-- PROVIDED INFORMATION start --

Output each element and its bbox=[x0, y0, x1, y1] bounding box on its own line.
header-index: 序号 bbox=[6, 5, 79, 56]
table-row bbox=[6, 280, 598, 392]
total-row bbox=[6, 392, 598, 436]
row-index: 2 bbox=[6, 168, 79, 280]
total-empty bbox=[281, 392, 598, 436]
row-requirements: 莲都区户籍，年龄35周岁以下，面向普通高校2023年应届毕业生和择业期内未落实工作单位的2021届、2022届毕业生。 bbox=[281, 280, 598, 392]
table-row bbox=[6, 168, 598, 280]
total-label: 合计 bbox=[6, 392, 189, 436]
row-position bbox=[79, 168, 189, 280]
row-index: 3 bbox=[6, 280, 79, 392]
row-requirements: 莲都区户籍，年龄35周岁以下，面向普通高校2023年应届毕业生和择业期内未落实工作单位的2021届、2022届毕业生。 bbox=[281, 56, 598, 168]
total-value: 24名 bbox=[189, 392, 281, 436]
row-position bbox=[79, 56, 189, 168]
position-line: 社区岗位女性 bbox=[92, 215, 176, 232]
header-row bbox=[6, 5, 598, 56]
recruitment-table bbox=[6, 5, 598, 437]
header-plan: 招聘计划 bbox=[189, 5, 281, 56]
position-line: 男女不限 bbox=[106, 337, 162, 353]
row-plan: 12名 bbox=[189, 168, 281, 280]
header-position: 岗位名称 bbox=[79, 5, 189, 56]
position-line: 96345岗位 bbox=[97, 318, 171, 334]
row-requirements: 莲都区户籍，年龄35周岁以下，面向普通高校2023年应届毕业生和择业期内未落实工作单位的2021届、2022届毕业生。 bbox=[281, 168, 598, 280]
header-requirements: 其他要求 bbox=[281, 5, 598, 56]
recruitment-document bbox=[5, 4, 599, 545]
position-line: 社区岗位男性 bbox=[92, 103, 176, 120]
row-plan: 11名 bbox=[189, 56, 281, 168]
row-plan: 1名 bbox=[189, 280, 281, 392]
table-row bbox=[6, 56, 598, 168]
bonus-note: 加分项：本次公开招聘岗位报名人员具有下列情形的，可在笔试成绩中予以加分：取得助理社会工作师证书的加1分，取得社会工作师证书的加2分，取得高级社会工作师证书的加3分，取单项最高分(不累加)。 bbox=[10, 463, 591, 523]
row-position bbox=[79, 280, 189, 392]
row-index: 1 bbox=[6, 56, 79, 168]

-- PROVIDED INFORMATION end --

Convert the material above, from its first line through the line containing "bbox=[281, 168, 598, 280]", into a JSON list of strings with one string per line and blank lines omitted.

* COMPLETE ANSWER
[
  "Output each element and its bbox=[x0, y0, x1, y1] bounding box on its own line.",
  "header-index: 序号 bbox=[6, 5, 79, 56]",
  "table-row bbox=[6, 280, 598, 392]",
  "total-row bbox=[6, 392, 598, 436]",
  "row-index: 2 bbox=[6, 168, 79, 280]",
  "total-empty bbox=[281, 392, 598, 436]",
  "row-requirements: 莲都区户籍，年龄35周岁以下，面向普通高校2023年应届毕业生和择业期内未落实工作单位的2021届、2022届毕业生。 bbox=[281, 280, 598, 392]",
  "table-row bbox=[6, 168, 598, 280]",
  "total-label: 合计 bbox=[6, 392, 189, 436]",
  "row-position bbox=[79, 168, 189, 280]",
  "row-index: 3 bbox=[6, 280, 79, 392]",
  "row-requirements: 莲都区户籍，年龄35周岁以下，面向普通高校2023年应届毕业生和择业期内未落实工作单位的2021届、2022届毕业生。 bbox=[281, 56, 598, 168]",
  "total-value: 24名 bbox=[189, 392, 281, 436]",
  "row-position bbox=[79, 56, 189, 168]",
  "position-line: 社区岗位女性 bbox=[92, 215, 176, 232]",
  "header-row bbox=[6, 5, 598, 56]",
  "recruitment-table bbox=[6, 5, 598, 437]",
  "header-plan: 招聘计划 bbox=[189, 5, 281, 56]",
  "position-line: 男女不限 bbox=[106, 337, 162, 353]",
  "row-plan: 12名 bbox=[189, 168, 281, 280]",
  "header-position: 岗位名称 bbox=[79, 5, 189, 56]",
  "position-line: 96345岗位 bbox=[97, 318, 171, 334]",
  "row-requirements: 莲都区户籍，年龄35周岁以下，面向普通高校2023年应届毕业生和择业期内未落实工作单位的2021届、2022届毕业生。 bbox=[281, 168, 598, 280]"
]